- **The problem**: Count the lines in the data below where the string "分针和时针之间的夹角为" occurs, please, and give the number alone.

- **Material provided**:
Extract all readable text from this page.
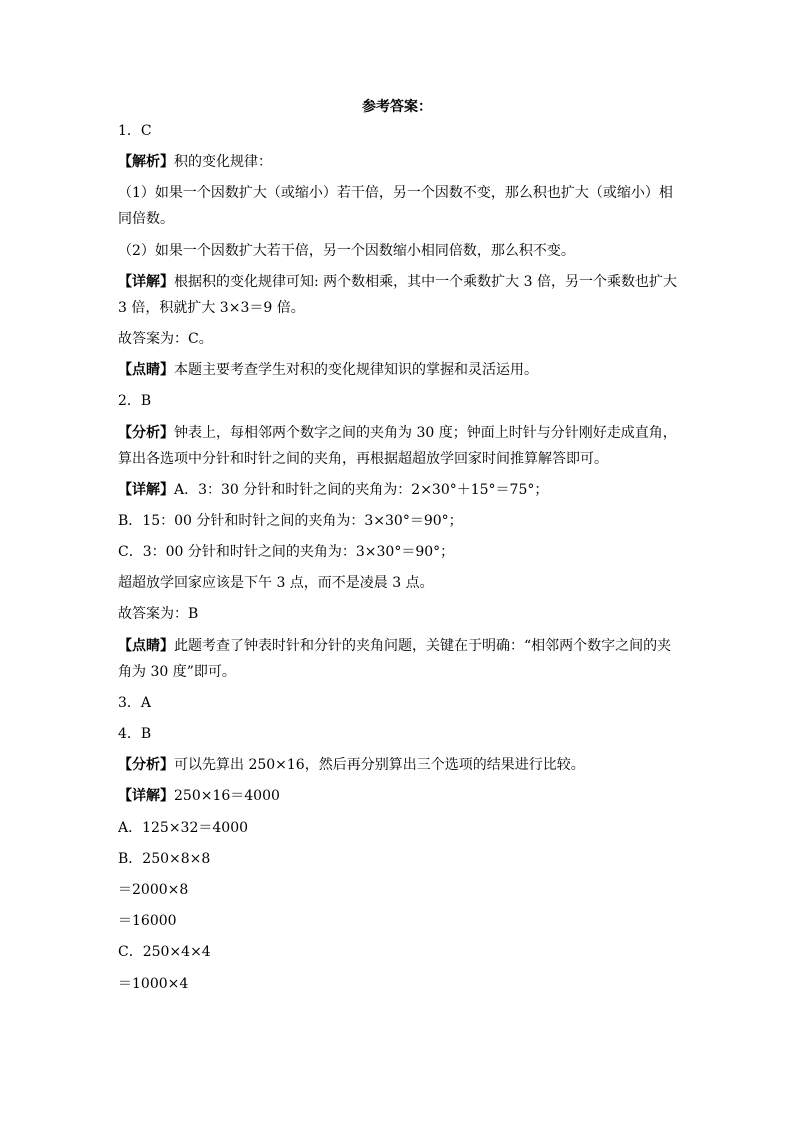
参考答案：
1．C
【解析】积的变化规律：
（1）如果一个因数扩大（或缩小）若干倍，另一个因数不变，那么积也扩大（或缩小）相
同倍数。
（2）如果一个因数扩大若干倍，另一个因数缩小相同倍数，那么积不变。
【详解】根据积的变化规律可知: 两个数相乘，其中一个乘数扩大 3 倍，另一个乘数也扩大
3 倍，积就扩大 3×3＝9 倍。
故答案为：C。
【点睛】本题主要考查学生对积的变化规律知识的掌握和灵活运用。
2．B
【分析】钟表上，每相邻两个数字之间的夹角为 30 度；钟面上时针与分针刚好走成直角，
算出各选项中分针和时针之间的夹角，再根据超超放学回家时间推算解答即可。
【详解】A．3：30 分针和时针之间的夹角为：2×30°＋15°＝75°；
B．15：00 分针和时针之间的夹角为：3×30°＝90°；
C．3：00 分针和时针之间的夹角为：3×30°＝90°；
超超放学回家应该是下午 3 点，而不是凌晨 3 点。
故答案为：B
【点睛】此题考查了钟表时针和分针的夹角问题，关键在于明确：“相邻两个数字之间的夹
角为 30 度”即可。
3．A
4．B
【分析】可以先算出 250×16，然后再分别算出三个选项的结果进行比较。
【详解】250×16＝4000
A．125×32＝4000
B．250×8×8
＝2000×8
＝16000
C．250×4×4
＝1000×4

- **Solution to this problem**: 3